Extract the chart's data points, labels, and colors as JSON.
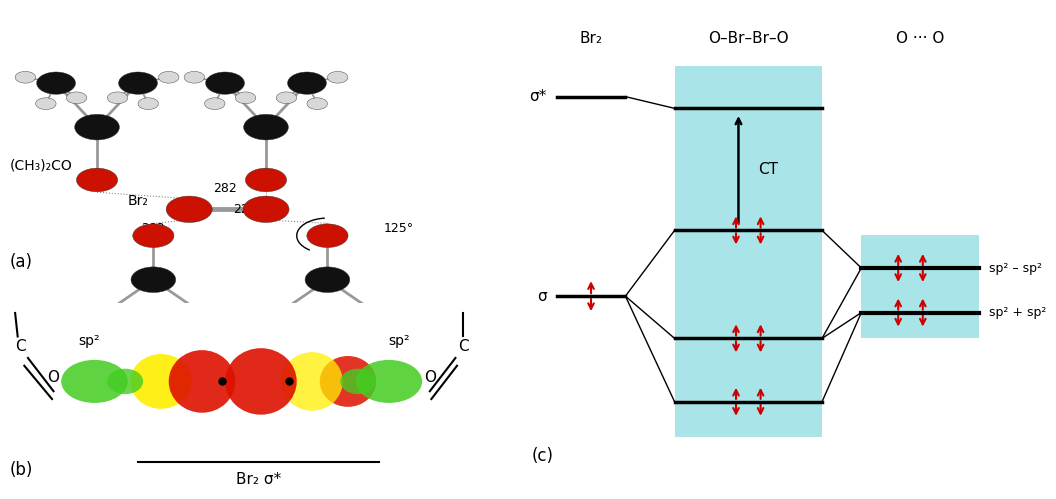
{
  "background_color": "#ffffff",
  "atom_colors": {
    "black": "#111111",
    "red": "#cc1100",
    "white": "#d8d8d8",
    "gray": "#999999"
  },
  "panel_c": {
    "col1_label": "Br₂",
    "col2_label": "O–Br–Br–O",
    "col3_label": "O ··· O",
    "sigma_star_label": "σ*",
    "sigma_label": "σ",
    "ct_label": "CT",
    "sp2_minus_label": "sp² – sp²",
    "sp2_plus_label": "sp² + sp²",
    "cyan_color": "#7ad6dc",
    "arrow_color": "#cc0000"
  }
}
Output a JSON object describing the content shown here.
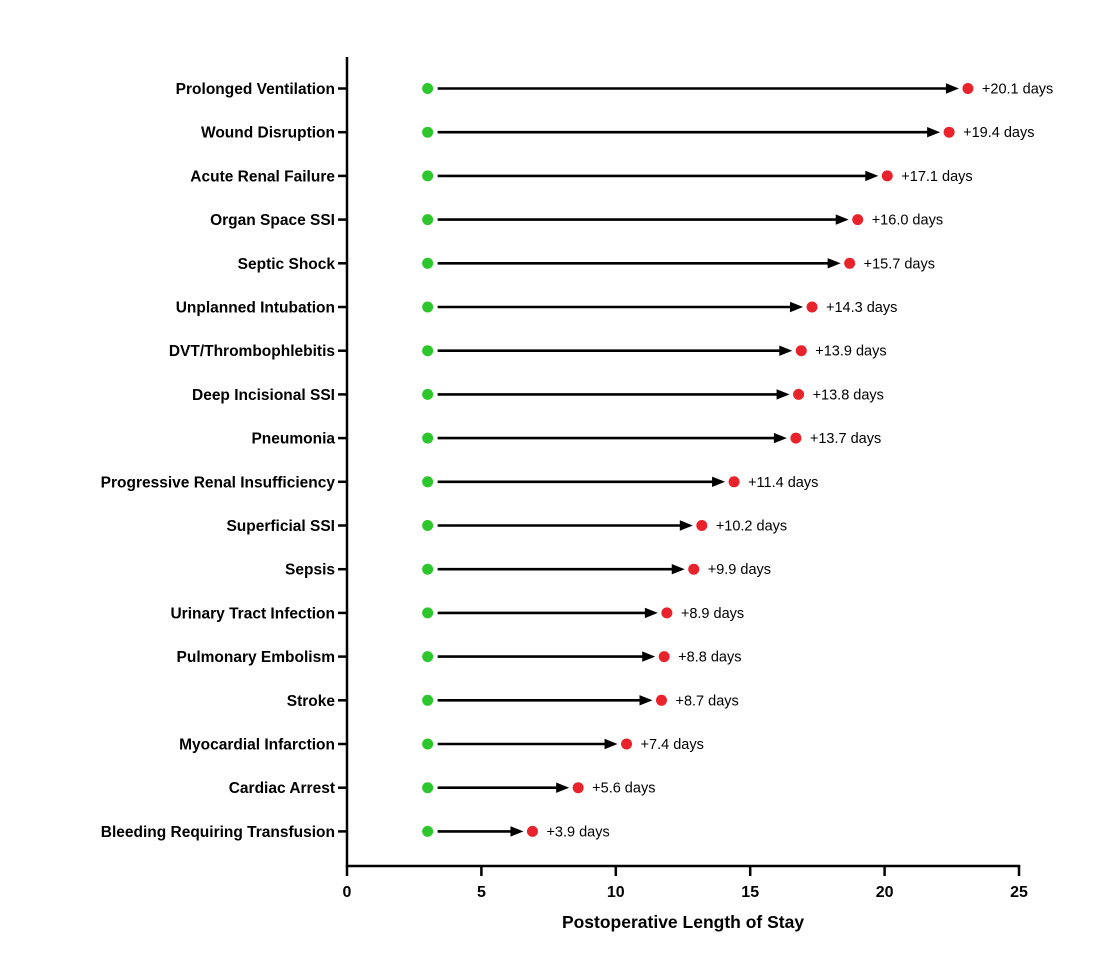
{
  "chart_data": {
    "type": "scatter",
    "variant": "dumbbell-arrow",
    "title": "",
    "xlabel": "Postoperative Length of Stay",
    "ylabel": "",
    "xlim": [
      0,
      25
    ],
    "xticks": [
      "0",
      "5",
      "10",
      "15",
      "20",
      "25"
    ],
    "grid": false,
    "legend": false,
    "baseline_days": 3,
    "categories": [
      "Prolonged Ventilation",
      "Wound Disruption",
      "Acute Renal Failure",
      "Organ Space SSI",
      "Septic Shock",
      "Unplanned Intubation",
      "DVT/Thrombophlebitis",
      "Deep Incisional SSI",
      "Pneumonia",
      "Progressive Renal Insufficiency",
      "Superficial SSI",
      "Sepsis",
      "Urinary Tract Infection",
      "Pulmonary Embolism",
      "Stroke",
      "Myocardial Infarction",
      "Cardiac Arrest",
      "Bleeding Requiring Transfusion"
    ],
    "increase_days": [
      20.1,
      19.4,
      17.1,
      16.0,
      15.7,
      14.3,
      13.9,
      13.8,
      13.7,
      11.4,
      10.2,
      9.9,
      8.9,
      8.8,
      8.7,
      7.4,
      5.6,
      3.9
    ],
    "endpoint_days": [
      23.1,
      22.4,
      20.1,
      19.0,
      18.7,
      17.3,
      16.9,
      16.8,
      16.7,
      14.4,
      13.2,
      12.9,
      11.9,
      11.8,
      11.7,
      10.4,
      8.6,
      6.9
    ],
    "point_labels": [
      "+20.1 days",
      "+19.4 days",
      "+17.1 days",
      "+16.0 days",
      "+15.7 days",
      "+14.3 days",
      "+13.9 days",
      "+13.8 days",
      "+13.7 days",
      "+11.4 days",
      "+10.2 days",
      "+9.9 days",
      "+8.9 days",
      "+8.8 days",
      "+8.7 days",
      "+7.4 days",
      "+5.6 days",
      "+3.9 days"
    ],
    "colors": {
      "baseline_dot": "#2dc62d",
      "endpoint_dot": "#e8232b",
      "arrow": "#000000",
      "axis": "#000000",
      "text": "#000000",
      "background": "#ffffff"
    }
  }
}
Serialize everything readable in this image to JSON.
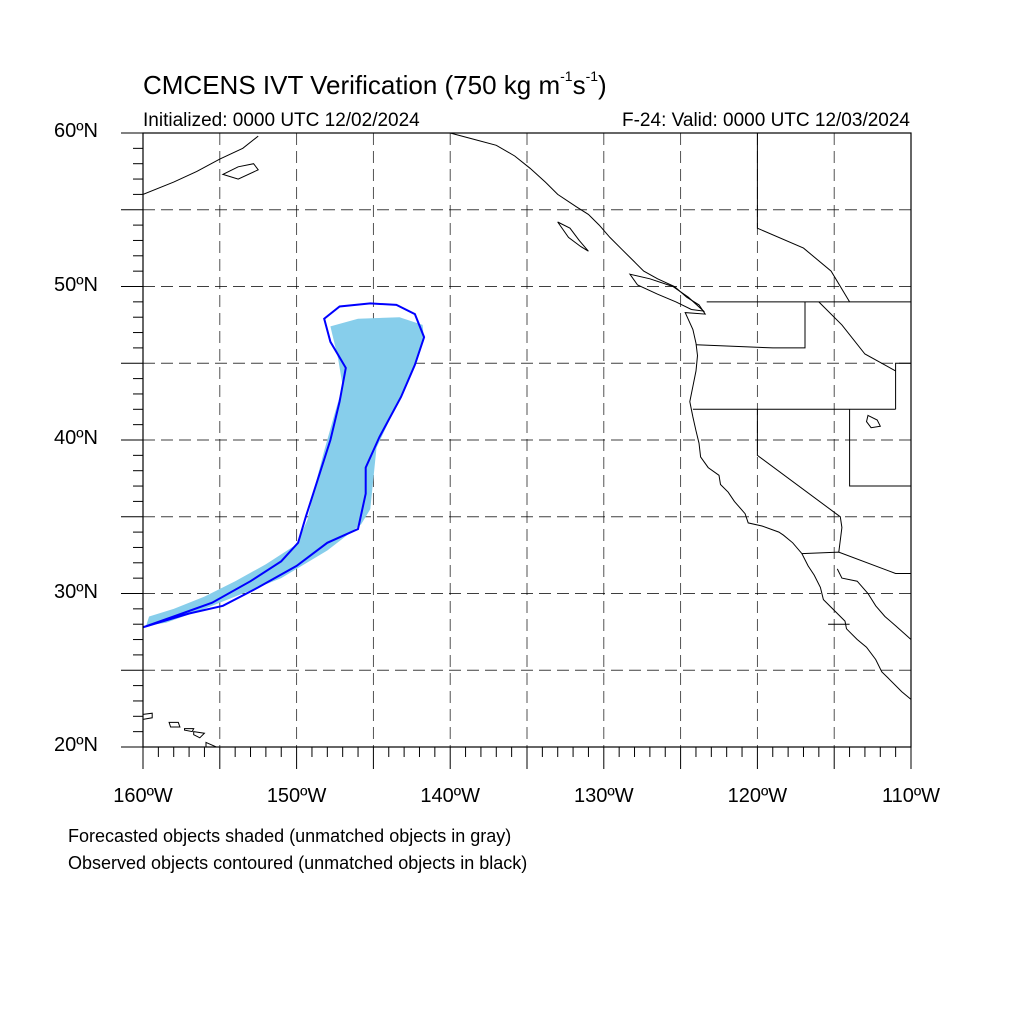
{
  "title": {
    "main": "CMCENS IVT Verification (750 kg m",
    "sup1": "-1",
    "mid": "s",
    "sup2": "-1",
    "end": ")"
  },
  "initialized": "Initialized: 0000 UTC 12/02/2024",
  "valid": "F-24: Valid: 0000 UTC 12/03/2024",
  "map": {
    "lon_range": [
      -160,
      -110
    ],
    "lat_range": [
      20,
      60
    ],
    "grid_spacing_deg": 5,
    "grid": "dashed",
    "lat_labels": [
      {
        "lat": 60,
        "text": "60ºN"
      },
      {
        "lat": 50,
        "text": "50ºN"
      },
      {
        "lat": 40,
        "text": "40ºN"
      },
      {
        "lat": 30,
        "text": "30ºN"
      },
      {
        "lat": 20,
        "text": "20ºN"
      }
    ],
    "lon_labels": [
      {
        "lon": -160,
        "text": "160ºW"
      },
      {
        "lon": -150,
        "text": "150ºW"
      },
      {
        "lon": -140,
        "text": "140ºW"
      },
      {
        "lon": -130,
        "text": "130ºW"
      },
      {
        "lon": -120,
        "text": "120ºW"
      },
      {
        "lon": -110,
        "text": "110ºW"
      }
    ],
    "forecast_object": {
      "fill": "#87ceeb",
      "outline_lonlat": [
        [
          -159.6,
          28.5
        ],
        [
          -158.0,
          29.0
        ],
        [
          -156.0,
          29.8
        ],
        [
          -154.0,
          30.8
        ],
        [
          -152.0,
          31.9
        ],
        [
          -150.0,
          33.2
        ],
        [
          -149.3,
          34.8
        ],
        [
          -148.8,
          37.0
        ],
        [
          -148.2,
          39.3
        ],
        [
          -147.5,
          41.8
        ],
        [
          -147.0,
          43.5
        ],
        [
          -147.3,
          45.3
        ],
        [
          -147.8,
          47.4
        ],
        [
          -146.0,
          47.9
        ],
        [
          -143.3,
          48.0
        ],
        [
          -141.8,
          47.5
        ],
        [
          -141.7,
          46.5
        ],
        [
          -142.7,
          44.0
        ],
        [
          -143.8,
          41.6
        ],
        [
          -144.8,
          39.5
        ],
        [
          -145.0,
          37.5
        ],
        [
          -145.2,
          35.5
        ],
        [
          -145.8,
          34.5
        ],
        [
          -148.0,
          32.8
        ],
        [
          -151.0,
          31.0
        ],
        [
          -153.5,
          30.0
        ],
        [
          -156.0,
          29.0
        ],
        [
          -158.5,
          28.1
        ],
        [
          -159.8,
          27.9
        ]
      ]
    },
    "observed_object": {
      "stroke": "#0000ff",
      "outline_lonlat": [
        [
          -160.0,
          27.8
        ],
        [
          -158.0,
          28.5
        ],
        [
          -155.5,
          29.4
        ],
        [
          -153.0,
          30.8
        ],
        [
          -151.0,
          32.1
        ],
        [
          -149.9,
          33.3
        ],
        [
          -149.4,
          35.0
        ],
        [
          -148.6,
          37.5
        ],
        [
          -147.8,
          40.0
        ],
        [
          -147.2,
          42.5
        ],
        [
          -146.8,
          44.7
        ],
        [
          -147.8,
          46.4
        ],
        [
          -148.2,
          47.9
        ],
        [
          -147.2,
          48.7
        ],
        [
          -145.2,
          48.9
        ],
        [
          -143.5,
          48.8
        ],
        [
          -142.3,
          48.2
        ],
        [
          -141.7,
          46.7
        ],
        [
          -142.3,
          44.9
        ],
        [
          -143.2,
          42.8
        ],
        [
          -144.6,
          40.2
        ],
        [
          -145.5,
          38.2
        ],
        [
          -145.5,
          36.5
        ],
        [
          -146.0,
          34.2
        ],
        [
          -148.0,
          33.3
        ],
        [
          -150.0,
          31.8
        ],
        [
          -152.5,
          30.4
        ],
        [
          -154.8,
          29.2
        ],
        [
          -157.0,
          28.7
        ],
        [
          -159.0,
          28.1
        ],
        [
          -160.0,
          27.8
        ]
      ]
    },
    "coastline_lonlat": [
      [
        -140.0,
        60.0
      ],
      [
        -138.5,
        59.6
      ],
      [
        -137.0,
        59.2
      ],
      [
        -135.8,
        58.5
      ],
      [
        -134.8,
        57.7
      ],
      [
        -133.8,
        56.8
      ],
      [
        -133.0,
        56.0
      ],
      [
        -131.8,
        55.2
      ],
      [
        -131.0,
        54.7
      ],
      [
        -130.3,
        54.0
      ],
      [
        -129.6,
        53.2
      ],
      [
        -128.8,
        52.4
      ],
      [
        -128.0,
        51.6
      ],
      [
        -127.4,
        51.0
      ],
      [
        -126.5,
        50.5
      ],
      [
        -125.4,
        50.0
      ],
      [
        -124.6,
        49.3
      ],
      [
        -123.8,
        48.8
      ],
      [
        -123.4,
        48.2
      ],
      [
        -124.7,
        48.3
      ],
      [
        -124.2,
        47.2
      ],
      [
        -124.0,
        46.3
      ],
      [
        -123.9,
        45.5
      ],
      [
        -124.0,
        44.5
      ],
      [
        -124.2,
        43.5
      ],
      [
        -124.4,
        42.5
      ],
      [
        -124.2,
        41.5
      ],
      [
        -124.0,
        40.6
      ],
      [
        -123.8,
        39.8
      ],
      [
        -123.7,
        38.9
      ],
      [
        -123.2,
        38.2
      ],
      [
        -122.5,
        37.7
      ],
      [
        -122.4,
        37.1
      ],
      [
        -121.9,
        36.6
      ],
      [
        -121.5,
        36.0
      ],
      [
        -120.8,
        35.2
      ],
      [
        -120.6,
        34.6
      ],
      [
        -119.7,
        34.4
      ],
      [
        -118.6,
        34.0
      ],
      [
        -118.3,
        33.8
      ],
      [
        -117.7,
        33.3
      ],
      [
        -117.1,
        32.6
      ],
      [
        -116.7,
        31.8
      ],
      [
        -116.3,
        31.2
      ],
      [
        -115.9,
        30.4
      ],
      [
        -115.7,
        29.6
      ],
      [
        -114.9,
        28.8
      ],
      [
        -114.3,
        28.2
      ],
      [
        -114.2,
        27.7
      ],
      [
        -113.5,
        27.0
      ],
      [
        -112.9,
        26.5
      ],
      [
        -112.3,
        25.7
      ],
      [
        -111.9,
        24.9
      ],
      [
        -111.5,
        24.5
      ],
      [
        -110.6,
        23.6
      ],
      [
        -110.0,
        23.1
      ]
    ],
    "mainland_gulf_coast_lonlat": [
      [
        -114.8,
        31.6
      ],
      [
        -114.5,
        31.0
      ],
      [
        -113.5,
        30.8
      ],
      [
        -112.8,
        30.0
      ],
      [
        -112.3,
        29.2
      ],
      [
        -111.7,
        28.5
      ],
      [
        -111.0,
        27.9
      ],
      [
        -110.0,
        27.0
      ]
    ],
    "vancouver_island_lonlat": [
      [
        -128.3,
        50.8
      ],
      [
        -127.0,
        50.5
      ],
      [
        -125.5,
        50.0
      ],
      [
        -124.5,
        49.3
      ],
      [
        -123.5,
        48.4
      ],
      [
        -124.3,
        48.5
      ],
      [
        -125.3,
        49.0
      ],
      [
        -126.5,
        49.5
      ],
      [
        -127.8,
        50.1
      ],
      [
        -128.3,
        50.8
      ]
    ],
    "haida_gwaii_lonlat": [
      [
        -133.0,
        54.2
      ],
      [
        -132.2,
        53.8
      ],
      [
        -131.6,
        53.0
      ],
      [
        -131.0,
        52.3
      ],
      [
        -131.5,
        52.6
      ],
      [
        -132.3,
        53.2
      ],
      [
        -133.0,
        54.2
      ]
    ],
    "alaska_peninsula_lonlat": [
      [
        -160.0,
        56.0
      ],
      [
        -158.0,
        56.8
      ],
      [
        -156.5,
        57.5
      ],
      [
        -155.0,
        58.3
      ],
      [
        -153.5,
        59.0
      ],
      [
        -152.5,
        59.8
      ]
    ],
    "kodiak_lonlat": [
      [
        -154.8,
        57.3
      ],
      [
        -153.8,
        57.0
      ],
      [
        -152.5,
        57.6
      ],
      [
        -152.8,
        58.0
      ],
      [
        -153.8,
        57.8
      ],
      [
        -154.8,
        57.3
      ]
    ],
    "hawaii_islands_lonlat": [
      [
        [
          -160.2,
          22.1
        ],
        [
          -159.4,
          22.2
        ],
        [
          -159.4,
          21.9
        ],
        [
          -160.0,
          21.8
        ],
        [
          -160.2,
          22.1
        ]
      ],
      [
        [
          -158.3,
          21.6
        ],
        [
          -157.7,
          21.6
        ],
        [
          -157.6,
          21.3
        ],
        [
          -158.2,
          21.3
        ],
        [
          -158.3,
          21.6
        ]
      ],
      [
        [
          -157.3,
          21.2
        ],
        [
          -156.7,
          21.2
        ],
        [
          -156.8,
          21.0
        ],
        [
          -157.3,
          21.1
        ]
      ],
      [
        [
          -156.7,
          21.0
        ],
        [
          -156.0,
          20.9
        ],
        [
          -156.3,
          20.6
        ],
        [
          -156.7,
          20.8
        ],
        [
          -156.7,
          21.0
        ]
      ],
      [
        [
          -155.9,
          20.3
        ],
        [
          -155.0,
          19.9
        ],
        [
          -155.1,
          19.3
        ],
        [
          -155.9,
          19.0
        ],
        [
          -155.9,
          20.3
        ]
      ]
    ],
    "borders_lonlat": [
      [
        [
          -123.3,
          49.0
        ],
        [
          -110.0,
          49.0
        ]
      ],
      [
        [
          -124.2,
          42.0
        ],
        [
          -117.0,
          42.0
        ],
        [
          -111.0,
          42.0
        ]
      ],
      [
        [
          -120.0,
          42.0
        ],
        [
          -120.0,
          39.0
        ],
        [
          -114.6,
          35.0
        ],
        [
          -114.5,
          34.3
        ],
        [
          -114.7,
          32.7
        ]
      ],
      [
        [
          -124.0,
          46.2
        ],
        [
          -119.0,
          46.0
        ],
        [
          -116.9,
          46.0
        ],
        [
          -116.9,
          49.0
        ]
      ],
      [
        [
          -117.1,
          32.6
        ],
        [
          -114.7,
          32.7
        ],
        [
          -111.0,
          31.3
        ],
        [
          -108.2,
          31.3
        ]
      ],
      [
        [
          -114.0,
          42.0
        ],
        [
          -114.0,
          37.0
        ],
        [
          -110.0,
          37.0
        ]
      ],
      [
        [
          -111.0,
          42.0
        ],
        [
          -111.0,
          45.0
        ],
        [
          -110.0,
          45.0
        ]
      ],
      [
        [
          -120.0,
          60.0
        ],
        [
          -120.0,
          53.8
        ],
        [
          -117.0,
          52.5
        ],
        [
          -115.2,
          51.0
        ],
        [
          -114.0,
          49.0
        ]
      ],
      [
        [
          -116.0,
          49.0
        ],
        [
          -114.5,
          47.5
        ],
        [
          -113.0,
          45.6
        ],
        [
          -111.0,
          44.5
        ]
      ],
      [
        [
          -115.4,
          28.0
        ],
        [
          -114.0,
          28.0
        ]
      ]
    ],
    "great_salt_lake_lonlat": [
      [
        -112.8,
        41.6
      ],
      [
        -112.2,
        41.3
      ],
      [
        -112.0,
        40.9
      ],
      [
        -112.6,
        40.8
      ],
      [
        -112.9,
        41.2
      ],
      [
        -112.8,
        41.6
      ]
    ]
  },
  "notes": [
    "Forecasted objects shaded (unmatched objects in gray)",
    "Observed objects contoured (unmatched objects in black)"
  ]
}
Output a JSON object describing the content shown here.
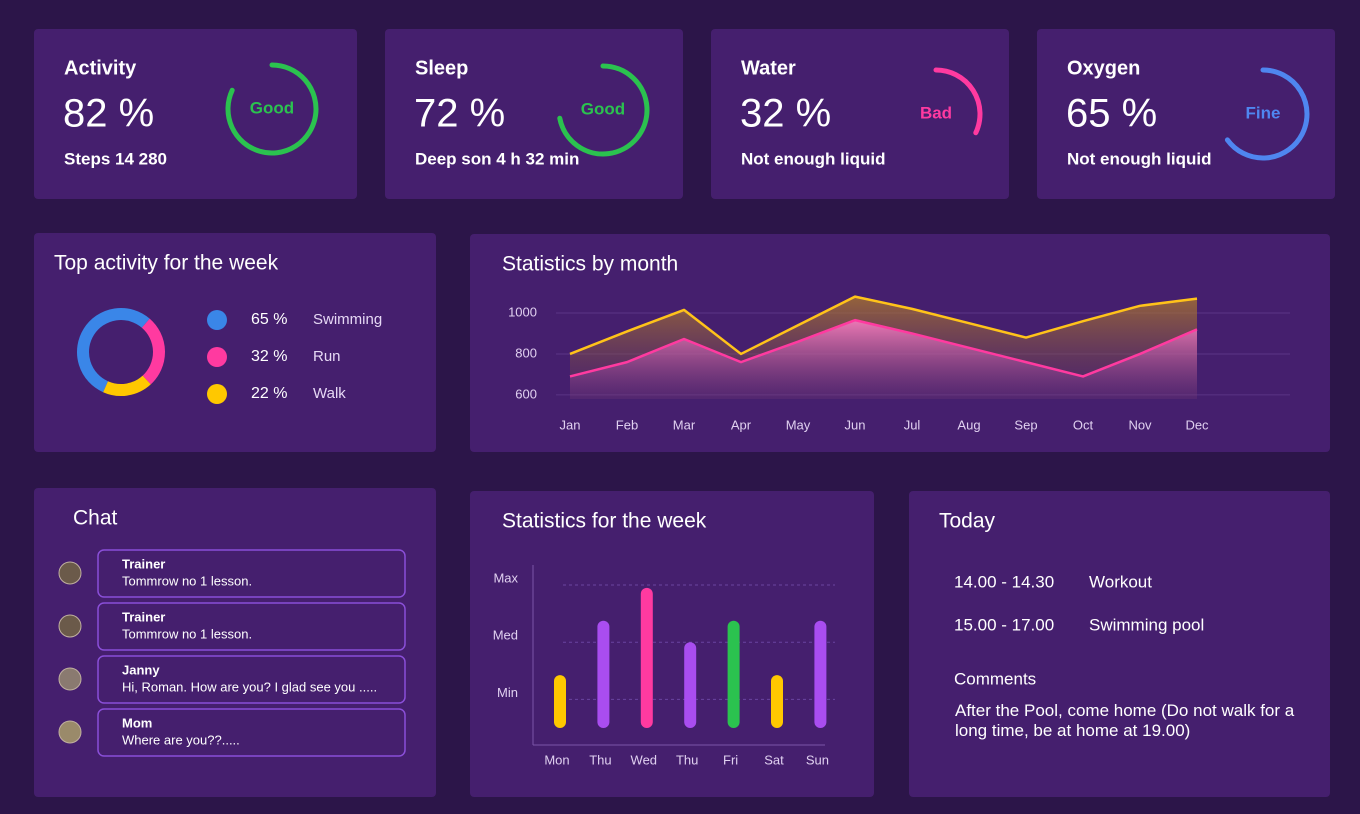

SET TASK:
In the entries above, find every line holding the word "objects" and copy it out.

TASK ANSWER:
    "Forecasted objects shaded (unmatched objects in gray)",
    "Observed objects contoured (unmatched objects in black)"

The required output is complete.